--- Begin Task material ---

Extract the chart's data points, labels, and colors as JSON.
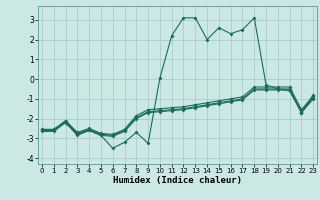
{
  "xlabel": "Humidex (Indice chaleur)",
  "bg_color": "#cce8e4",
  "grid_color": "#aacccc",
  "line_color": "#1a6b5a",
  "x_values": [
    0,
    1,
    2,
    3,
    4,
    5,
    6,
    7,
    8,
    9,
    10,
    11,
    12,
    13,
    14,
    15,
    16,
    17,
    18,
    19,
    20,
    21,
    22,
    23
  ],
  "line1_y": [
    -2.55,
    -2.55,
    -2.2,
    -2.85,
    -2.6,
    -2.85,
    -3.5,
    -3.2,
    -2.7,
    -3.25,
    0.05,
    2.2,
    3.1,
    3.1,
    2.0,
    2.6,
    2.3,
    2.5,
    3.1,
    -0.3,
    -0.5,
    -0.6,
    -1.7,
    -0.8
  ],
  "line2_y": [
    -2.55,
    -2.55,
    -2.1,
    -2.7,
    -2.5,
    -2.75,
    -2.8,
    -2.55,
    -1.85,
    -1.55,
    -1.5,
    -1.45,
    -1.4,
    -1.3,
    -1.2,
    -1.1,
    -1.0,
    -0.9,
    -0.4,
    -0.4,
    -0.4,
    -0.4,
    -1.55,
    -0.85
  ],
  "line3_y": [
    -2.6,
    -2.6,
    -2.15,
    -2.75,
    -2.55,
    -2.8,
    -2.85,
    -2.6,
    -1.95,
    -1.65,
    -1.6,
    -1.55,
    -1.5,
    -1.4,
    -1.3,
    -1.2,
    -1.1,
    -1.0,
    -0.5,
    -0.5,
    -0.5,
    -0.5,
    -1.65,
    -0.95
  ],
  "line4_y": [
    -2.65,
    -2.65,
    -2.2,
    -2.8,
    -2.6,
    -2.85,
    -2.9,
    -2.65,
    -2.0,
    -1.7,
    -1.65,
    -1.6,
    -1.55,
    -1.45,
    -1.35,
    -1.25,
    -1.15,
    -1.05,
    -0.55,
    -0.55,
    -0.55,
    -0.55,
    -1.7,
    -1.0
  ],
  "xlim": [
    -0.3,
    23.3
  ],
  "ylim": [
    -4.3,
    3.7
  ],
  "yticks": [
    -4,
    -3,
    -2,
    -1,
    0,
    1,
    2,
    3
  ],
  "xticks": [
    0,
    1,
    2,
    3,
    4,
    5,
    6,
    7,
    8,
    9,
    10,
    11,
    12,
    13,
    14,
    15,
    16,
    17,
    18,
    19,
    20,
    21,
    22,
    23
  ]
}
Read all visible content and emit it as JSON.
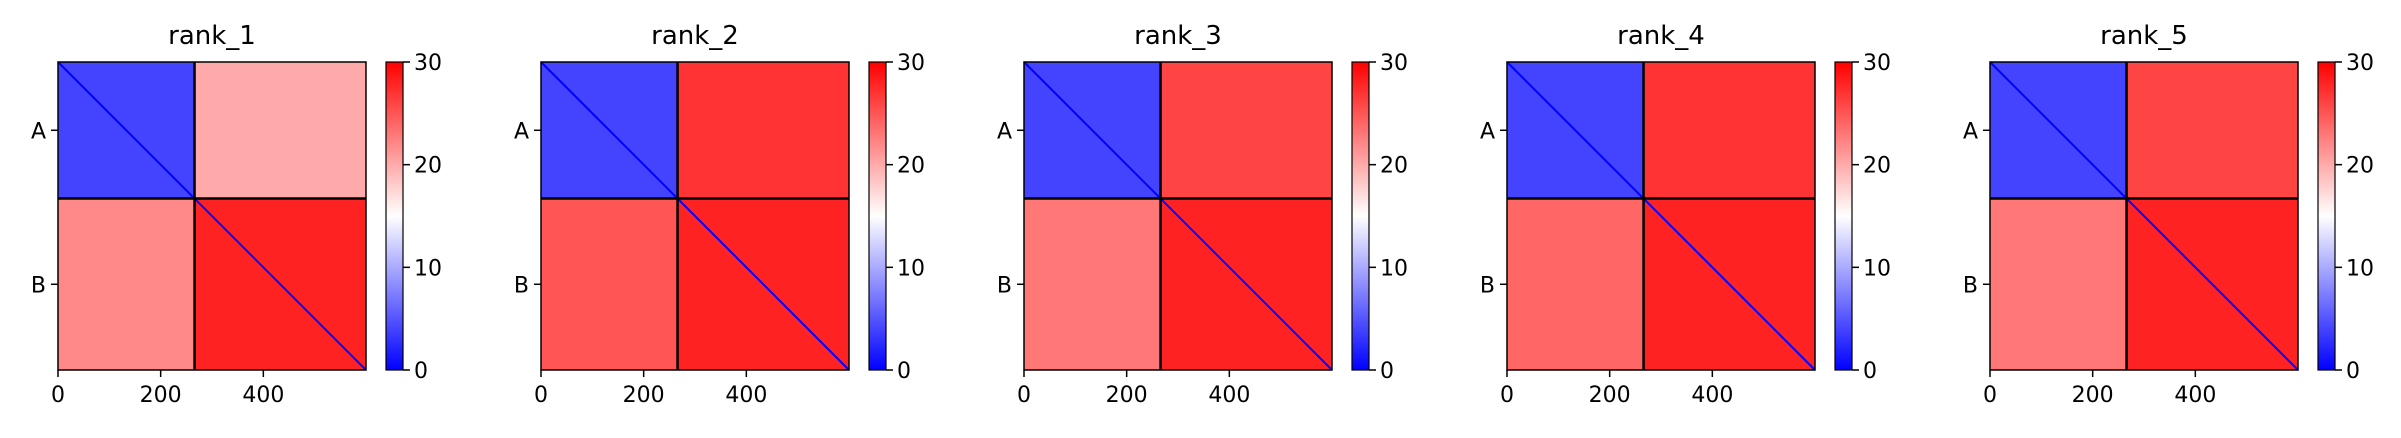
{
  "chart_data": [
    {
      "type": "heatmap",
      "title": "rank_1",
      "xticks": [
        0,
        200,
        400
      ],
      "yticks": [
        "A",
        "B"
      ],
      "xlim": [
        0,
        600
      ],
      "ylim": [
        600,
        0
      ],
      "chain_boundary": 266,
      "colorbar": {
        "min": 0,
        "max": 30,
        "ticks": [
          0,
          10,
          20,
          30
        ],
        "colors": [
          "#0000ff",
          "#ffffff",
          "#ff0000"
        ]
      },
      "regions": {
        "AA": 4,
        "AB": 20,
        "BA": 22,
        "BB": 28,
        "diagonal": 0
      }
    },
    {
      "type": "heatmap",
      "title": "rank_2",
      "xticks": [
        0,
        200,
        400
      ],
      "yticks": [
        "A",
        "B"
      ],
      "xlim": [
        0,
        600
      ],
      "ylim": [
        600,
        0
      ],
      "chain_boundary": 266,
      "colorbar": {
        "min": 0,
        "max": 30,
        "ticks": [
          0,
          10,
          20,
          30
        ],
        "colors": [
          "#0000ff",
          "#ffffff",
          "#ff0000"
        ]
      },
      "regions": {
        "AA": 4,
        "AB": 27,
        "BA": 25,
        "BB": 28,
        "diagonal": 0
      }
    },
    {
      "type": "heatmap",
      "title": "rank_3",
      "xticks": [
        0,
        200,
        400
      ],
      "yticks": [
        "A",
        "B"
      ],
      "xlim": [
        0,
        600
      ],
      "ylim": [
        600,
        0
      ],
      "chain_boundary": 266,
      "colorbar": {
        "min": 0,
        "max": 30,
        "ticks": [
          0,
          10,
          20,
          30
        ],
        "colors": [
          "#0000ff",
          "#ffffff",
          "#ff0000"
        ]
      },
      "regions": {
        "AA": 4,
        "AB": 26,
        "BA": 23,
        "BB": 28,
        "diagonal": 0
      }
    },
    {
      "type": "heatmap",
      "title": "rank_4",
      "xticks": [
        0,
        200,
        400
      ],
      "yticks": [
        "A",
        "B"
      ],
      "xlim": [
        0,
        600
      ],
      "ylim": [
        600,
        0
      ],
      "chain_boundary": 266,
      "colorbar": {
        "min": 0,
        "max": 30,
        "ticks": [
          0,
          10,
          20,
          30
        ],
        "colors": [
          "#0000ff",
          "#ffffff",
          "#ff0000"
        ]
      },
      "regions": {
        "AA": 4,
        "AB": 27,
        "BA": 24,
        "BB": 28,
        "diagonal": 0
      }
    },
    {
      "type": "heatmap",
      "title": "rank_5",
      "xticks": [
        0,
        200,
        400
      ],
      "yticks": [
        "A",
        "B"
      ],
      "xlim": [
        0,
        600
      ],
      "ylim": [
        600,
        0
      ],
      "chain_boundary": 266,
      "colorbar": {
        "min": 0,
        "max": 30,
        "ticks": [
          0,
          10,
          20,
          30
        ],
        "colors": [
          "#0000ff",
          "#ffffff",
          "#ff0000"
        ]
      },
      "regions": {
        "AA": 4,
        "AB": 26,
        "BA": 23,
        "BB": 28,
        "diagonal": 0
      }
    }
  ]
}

--- End Task material ---

What is expected:
Scan the entries above for the word "title" and collect each line holding it.

Final answer:
      "title": "rank_1",
      "title": "rank_2",
      "title": "rank_3",
      "title": "rank_4",
      "title": "rank_5",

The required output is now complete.